▶ **To be done**
- A) Decide whether each of these statements agrees with the Jira ticket, and answer yes or no for each, quoting the words of the ticket that settle it: (i) the ticket says setting up periodic jobs is difficult; (ii) the ticket says the distcp approach needs no additional Ozone components; (iii) the ticket says the CDC component receives bucket updates through gRPC bidirectional streaming APIs.
- B) In the records, retype the stretch from the line containing "- x-tick-mark: [782, 454, 784, 458]" through the line containing "- x-tick-label: 2021.5: [195, 463, 233, 475]", with both of those lines included.

▶ **Extract provided**
[jira] [Updated] (HDDS-12307) Realtime Cross-Region Bucket Replication

Ivan Andika (Jira) Mon, 03 Mar 2025 21:47:27 -0800


     [ 
https://issues.apache.org/jira/browse/HDDS-12307?page=com.atlassian.jira.plugin.system.issuetabpanels:all-tabpanel
 ]


Ivan Andika updated HDDS-12307:
-------------------------------
    Description: 
Currently, there are a few cross-regions (geo-replicated) DR solution for Ozone 
bucket
 * Run a periodic distcp from the source bucket to the target bucket
 * Take a snapshot on the bucket and send it to the remote site DR sites 
([https://ozone.apache.org/docs/edge/feature/snapshot.html])

There are pros and cons for the current approach
 * Pros
 ** It is simpler: Setting up periodic jobs can be done quite easily (e.g. 
using cronjobs)
 ** Distcp implementation will setup a map reduce jobs that will parallelize 
the copy from the source and the target cluster
 ** No additional Ozone components needed
 * Cons
 ** It is not “realtime”: The freshness of the data depends on how frequent and 
how fast the distcp runs
 ** It incurs significant overhead to the source cluster: It requires scanning 
of all the files in the source cluster (possibly in the target cluster)

Cloudera Replication Manager 
([https://docs.cloudera.com/replication-manager/1.5.4/replication-policies/topics/rm-pvce-understand-ozone-replication-policy.html])
 adds an incremental replication support after the initial bootstrap step by 
taking the snapdiff between two snapshots. This is better since there is no 
need to list all the keys under the bucket again, but it's not technically 
realtime.

This ticket is track possible solutions for a realtime bucket async replication 
between two clusters in different regions (with 100+ms latency). The current 
idea is have a CDC (Change Data Capture) framework on the OM which will be sent 
to a Replication subsystem (Replication Queue will receive the delta from the 
CDC and Syncer (Replicator) will process the delta in the queue and replicate 
it to the target cluster).
 * The CDC component can subscribe and receive any updates for the buckets 
through the gRPC bidirectional streaming APIs
 ** The choice of the "change data" can be either Raft logs / RocksDB WAL logs 
/ OM Audit logs
 * Replication Queue can be something like Kafka topic / Ratis logservice 
(https://issues.apache.org/jira/browse/RATIS-271) / local persistent queue 
(e.g. Chronicle Queue)

▶ **Material for this task**
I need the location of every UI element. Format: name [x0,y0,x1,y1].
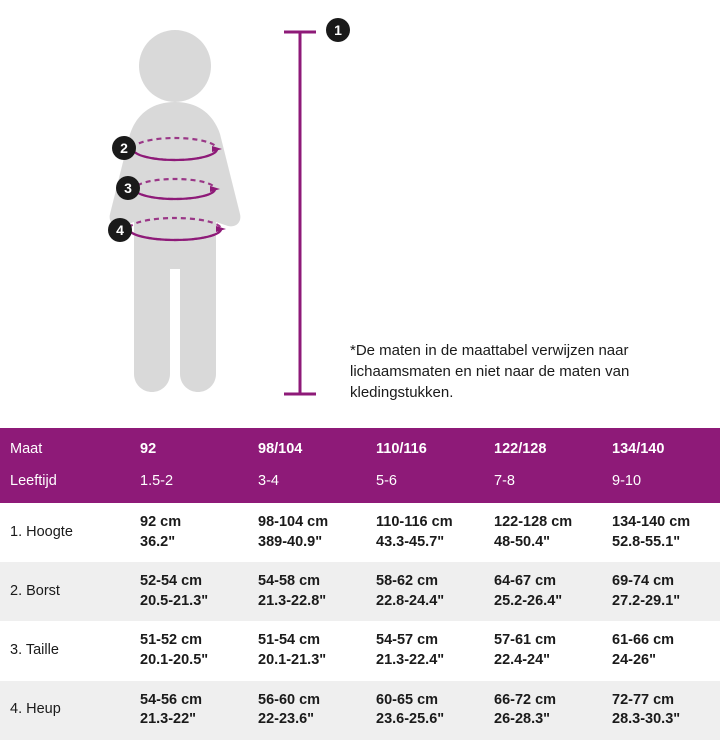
header-age: 3-4 [248,466,366,504]
header-size: 98/104 [248,428,366,466]
child-silhouette-icon [90,24,260,394]
row-value: 52-54 cm 20.5-21.3" [130,562,248,621]
row-value: 54-58 cm 21.3-22.8" [248,562,366,621]
height-bar-icon [280,28,320,398]
measurement-badge-2: 2 [112,136,136,160]
row-value: 122-128 cm 48-50.4" [484,503,602,562]
header-age: 9-10 [602,466,720,504]
measurement-badge-1: 1 [326,18,350,42]
table-body: 1. Hoogte92 cm 36.2"98-104 cm 389-40.9"1… [0,503,720,740]
header-age: 1.5-2 [130,466,248,504]
row-value: 61-66 cm 24-26" [602,621,720,680]
table-row: 1. Hoogte92 cm 36.2"98-104 cm 389-40.9"1… [0,503,720,562]
row-value: 98-104 cm 389-40.9" [248,503,366,562]
measurement-badge-3: 3 [116,176,140,200]
row-label: 3. Taille [0,621,130,680]
table-row: 2. Borst52-54 cm 20.5-21.3"54-58 cm 21.3… [0,562,720,621]
row-value: 64-67 cm 25.2-26.4" [484,562,602,621]
row-value: 58-62 cm 22.8-24.4" [366,562,484,621]
header-size: 122/128 [484,428,602,466]
diagram-area: 1 2 3 4 *De maten in de maattabel verwij… [0,0,720,428]
row-value: 56-60 cm 22-23.6" [248,681,366,740]
header-size: 134/140 [602,428,720,466]
row-value: 69-74 cm 27.2-29.1" [602,562,720,621]
measurement-badge-4: 4 [108,218,132,242]
row-value: 66-72 cm 26-28.3" [484,681,602,740]
row-value: 92 cm 36.2" [130,503,248,562]
row-value: 51-54 cm 20.1-21.3" [248,621,366,680]
row-value: 54-56 cm 21.3-22" [130,681,248,740]
header-label-maat: Maat [0,428,130,466]
row-label: 2. Borst [0,562,130,621]
row-label: 1. Hoogte [0,503,130,562]
size-chart-table: Maat 92 98/104 110/116 122/128 134/140 L… [0,428,720,740]
table-row: 3. Taille51-52 cm 20.1-20.5"51-54 cm 20.… [0,621,720,680]
row-value: 54-57 cm 21.3-22.4" [366,621,484,680]
header-label-leeftijd: Leeftijd [0,466,130,504]
disclaimer-note: *De maten in de maattabel verwijzen naar… [350,340,700,403]
header-age: 7-8 [484,466,602,504]
table-header: Maat 92 98/104 110/116 122/128 134/140 L… [0,428,720,503]
header-size: 92 [130,428,248,466]
header-age: 5-6 [366,466,484,504]
row-value: 110-116 cm 43.3-45.7" [366,503,484,562]
row-value: 51-52 cm 20.1-20.5" [130,621,248,680]
row-value: 57-61 cm 22.4-24" [484,621,602,680]
table-row: 4. Heup54-56 cm 21.3-22"56-60 cm 22-23.6… [0,681,720,740]
row-label: 4. Heup [0,681,130,740]
row-value: 72-77 cm 28.3-30.3" [602,681,720,740]
header-size: 110/116 [366,428,484,466]
row-value: 60-65 cm 23.6-25.6" [366,681,484,740]
row-value: 134-140 cm 52.8-55.1" [602,503,720,562]
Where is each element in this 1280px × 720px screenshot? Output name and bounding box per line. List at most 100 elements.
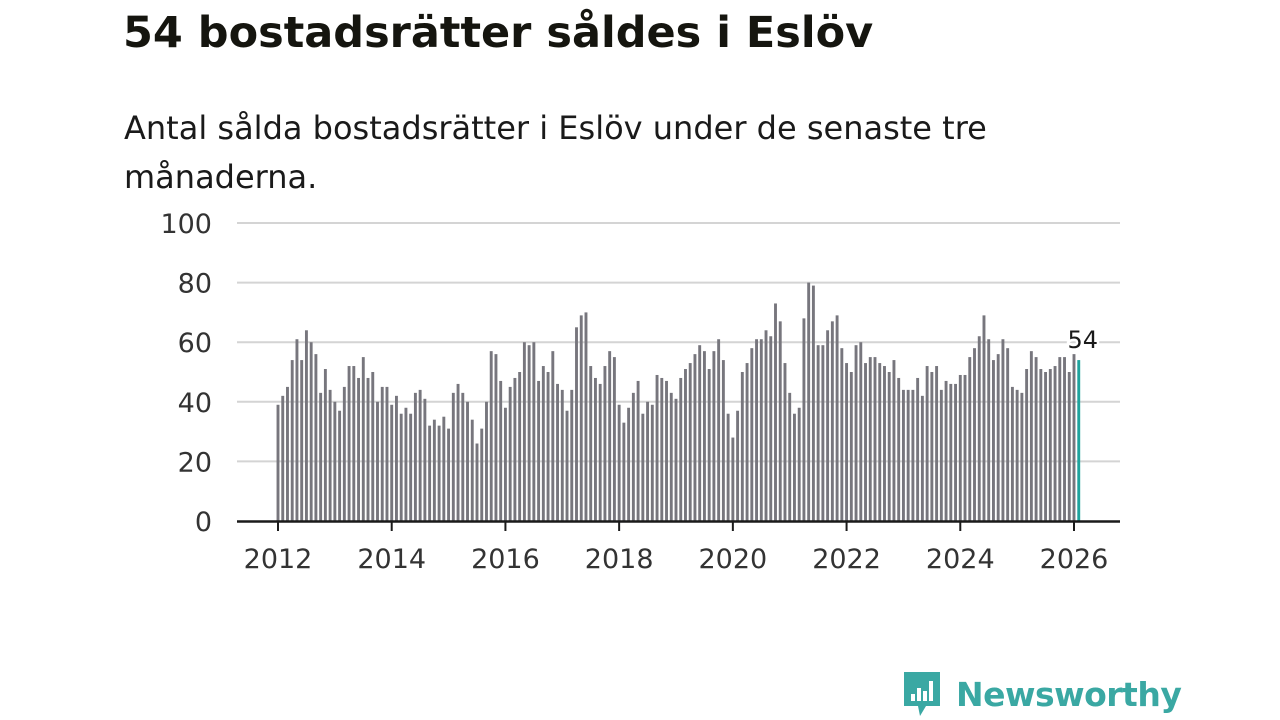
bar (878, 363, 882, 521)
bar (1006, 348, 1010, 521)
bar (485, 401, 488, 521)
bar (949, 383, 953, 521)
bar (963, 374, 967, 521)
bar (603, 366, 607, 521)
y-tick-label: 100 (160, 209, 212, 240)
bar (693, 354, 697, 521)
bar (935, 366, 939, 521)
bar (323, 369, 327, 521)
bar (281, 395, 285, 521)
bar (679, 377, 683, 521)
bar (665, 380, 668, 521)
bar (1058, 357, 1062, 521)
bar (897, 377, 901, 521)
y-tick-label: 0 (195, 507, 212, 538)
bar (309, 342, 313, 521)
bar (338, 410, 342, 521)
bar (304, 330, 308, 521)
bar (769, 336, 773, 521)
brand-name: Newsworthy (956, 674, 1182, 714)
bar (1015, 389, 1019, 521)
bar (911, 389, 915, 521)
bar (575, 327, 578, 521)
bar (816, 345, 820, 521)
bar (973, 348, 976, 521)
bar (968, 357, 972, 521)
bar (522, 342, 526, 521)
bar (684, 369, 687, 521)
bar (594, 377, 597, 521)
bar (807, 282, 811, 521)
x-tick-label: 2016 (471, 544, 540, 575)
bar (835, 315, 839, 521)
bar (518, 372, 522, 521)
x-tick-label: 2026 (1040, 544, 1109, 575)
bar (688, 363, 692, 521)
bar (650, 404, 654, 521)
brand-logo[interactable]: Newsworthy (902, 670, 1182, 718)
bar (499, 380, 503, 521)
bar (461, 392, 465, 521)
bar (413, 392, 417, 521)
bar (390, 404, 394, 521)
bar (631, 392, 635, 521)
bar (627, 407, 631, 521)
bar (395, 395, 398, 521)
bar (868, 357, 872, 521)
bar (328, 389, 332, 521)
bar (290, 360, 294, 521)
bar (366, 377, 370, 521)
bar (745, 363, 749, 521)
bar (987, 339, 991, 521)
bar (736, 410, 740, 521)
bar (674, 398, 678, 521)
bar (1048, 369, 1052, 521)
bar (977, 336, 981, 521)
bar (793, 413, 796, 521)
bar (712, 351, 716, 521)
bar (456, 383, 460, 521)
y-tick-label: 20 (178, 447, 212, 478)
x-tick-label: 2020 (698, 544, 767, 575)
bar (357, 377, 360, 521)
bar (612, 357, 616, 521)
bar (859, 342, 863, 521)
bar (774, 303, 777, 521)
bar (451, 392, 455, 521)
bar (906, 389, 910, 521)
bar (617, 404, 621, 521)
bar (527, 345, 531, 521)
bar (608, 351, 612, 521)
bar (428, 425, 432, 521)
bar (352, 366, 356, 521)
bar (1001, 339, 1005, 521)
bar (826, 330, 830, 521)
chart-subtitle: Antal sålda bostadsrätter i Eslöv under … (124, 109, 987, 196)
bar (992, 360, 995, 521)
bar (1039, 369, 1043, 521)
bar (759, 339, 763, 521)
x-tick-label: 2024 (926, 544, 995, 575)
bar (385, 386, 389, 521)
bar (1025, 369, 1029, 521)
bar (579, 315, 583, 521)
bar (314, 354, 318, 521)
bar (1020, 392, 1024, 521)
bar (982, 315, 986, 521)
bar (437, 425, 441, 521)
bar (1053, 366, 1057, 521)
bar (1063, 357, 1066, 521)
bar (342, 386, 346, 521)
bar (532, 342, 536, 521)
bar (726, 413, 730, 521)
bar (731, 437, 735, 521)
bar (286, 386, 289, 521)
bar (854, 345, 858, 521)
bar (636, 380, 640, 521)
bar (399, 413, 403, 521)
bar (570, 389, 574, 521)
bar (750, 348, 754, 521)
newsworthy-logo-icon (904, 672, 940, 716)
bar (556, 383, 559, 521)
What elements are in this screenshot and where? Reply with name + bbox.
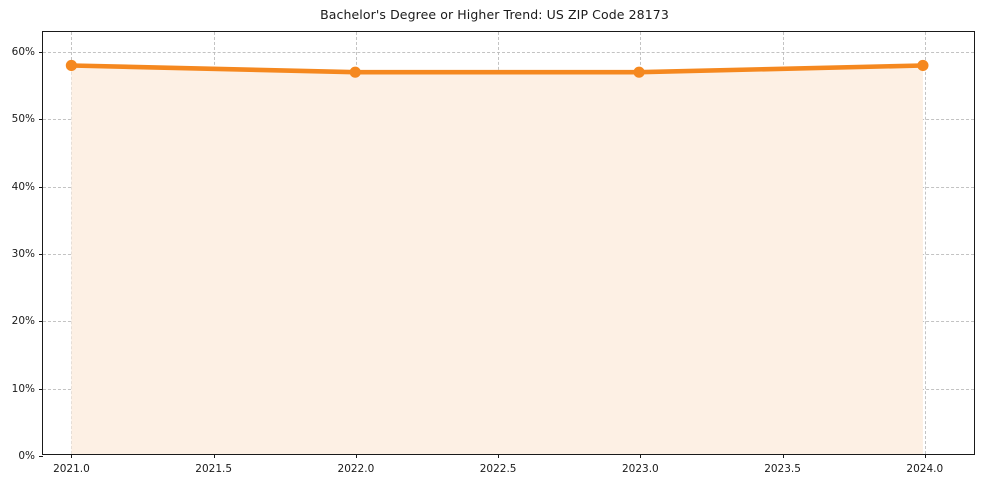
- x-tick-mark: [782, 454, 784, 458]
- gridline-x: [924, 32, 926, 454]
- x-tick-mark: [498, 454, 500, 458]
- area-fill: [71, 65, 923, 454]
- y-tick-mark: [39, 321, 43, 323]
- data-point-marker: [65, 59, 77, 72]
- x-tick-mark: [924, 454, 926, 458]
- data-point-marker: [917, 59, 929, 72]
- x-tick-label: 2023.0: [621, 463, 659, 475]
- y-tick-mark: [39, 119, 43, 121]
- gridline-y: [43, 52, 974, 54]
- y-tick-mark: [39, 52, 43, 54]
- y-tick-label: 50%: [11, 113, 35, 126]
- x-tick-label: 2024.0: [906, 463, 944, 475]
- x-tick-label: 2022.0: [337, 463, 375, 475]
- x-tick-mark: [355, 454, 357, 458]
- plot-axes: 0% 10% 20% 30% 40% 50% 60% 2021.0 2021.5 2022.0 2…: [12, 31, 975, 475]
- data-point-markers: [65, 59, 929, 78]
- x-tick-mark: [640, 454, 642, 458]
- trend-line: [69, 63, 926, 75]
- y-tick-label: 60%: [11, 46, 35, 59]
- data-point-marker: [633, 66, 645, 78]
- y-tick-mark: [39, 254, 43, 256]
- y-tick-mark: [39, 456, 43, 457]
- x-tick-mark: [71, 454, 73, 458]
- y-tick-label: 20%: [11, 315, 35, 328]
- plot-area: [43, 32, 974, 454]
- x-tick-label: 2021.0: [53, 463, 90, 475]
- y-tick-mark: [39, 186, 43, 188]
- y-tick-label: 0%: [18, 450, 35, 462]
- y-tick-label: 10%: [11, 382, 35, 395]
- x-tick-label: 2023.5: [764, 463, 801, 475]
- chart-title: Bachelor's Degree or Higher Trend: US ZI…: [320, 7, 669, 22]
- x-tick-label: 2022.5: [479, 463, 517, 475]
- y-tick-mark: [39, 388, 43, 390]
- series-layer: [65, 59, 929, 454]
- x-tick-label: 2021.5: [195, 463, 233, 475]
- y-tick-label: 40%: [11, 180, 35, 193]
- y-tick-label: 30%: [11, 248, 35, 261]
- x-tick-mark: [213, 454, 215, 458]
- data-point-marker: [349, 66, 361, 78]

▶ **Task-by-task outputs**
- A)
(i) No: "Setting up periodic jobs can be done quite easily"
(ii) Yes: "No additional Ozone components needed"
(iii) Yes: "through the gRPC bidirectional streaming APIs"

- B)
- x-tick-mark: [782, 454, 784, 458]
- gridline-x: [924, 32, 926, 454]
- x-tick-mark: [498, 454, 500, 458]
- area-fill: [71, 65, 923, 454]
- y-tick-mark: [39, 321, 43, 323]
- data-point-marker: [65, 59, 77, 72]
- x-tick-mark: [924, 454, 926, 458]
- data-point-marker: [917, 59, 929, 72]
- x-tick-label: 2023.0: [621, 463, 659, 475]
- y-tick-mark: [39, 119, 43, 121]
- gridline-y: [43, 52, 974, 54]
- y-tick-mark: [39, 52, 43, 54]
- y-tick-label: 50%: [11, 113, 35, 126]
- x-tick-label: 2024.0: [906, 463, 944, 475]
- x-tick-label: 2022.0: [337, 463, 375, 475]
- x-tick-mark: [355, 454, 357, 458]
- plot-axes: 0% 10% 20% 30% 40% 50% 60% 2021.0 2021.5 2022.0 2…: [12, 31, 975, 475]
- data-point-markers: [65, 59, 929, 78]
- x-tick-mark: [640, 454, 642, 458]
- trend-line: [69, 63, 926, 75]
- y-tick-label: 60%: [11, 46, 35, 59]
- data-point-marker: [633, 66, 645, 78]
- y-tick-mark: [39, 254, 43, 256]
- y-tick-mark: [39, 456, 43, 457]
- x-tick-mark: [71, 454, 73, 458]
- y-tick-label: 20%: [11, 315, 35, 328]
- plot-area: [43, 32, 974, 454]
- x-tick-label: 2021.0: [53, 463, 90, 475]
- y-tick-mark: [39, 186, 43, 188]
- y-tick-label: 0%: [18, 450, 35, 462]
- y-tick-label: 10%: [11, 382, 35, 395]
- x-tick-label: 2023.5: [764, 463, 801, 475]
- chart-title: Bachelor's Degree or Higher Trend: US ZI…: [320, 7, 669, 22]
- x-tick-label: 2022.5: [479, 463, 517, 475]
- y-tick-mark: [39, 388, 43, 390]
- series-layer: [65, 59, 929, 454]
- x-tick-label: 2021.5: [195, 463, 233, 475]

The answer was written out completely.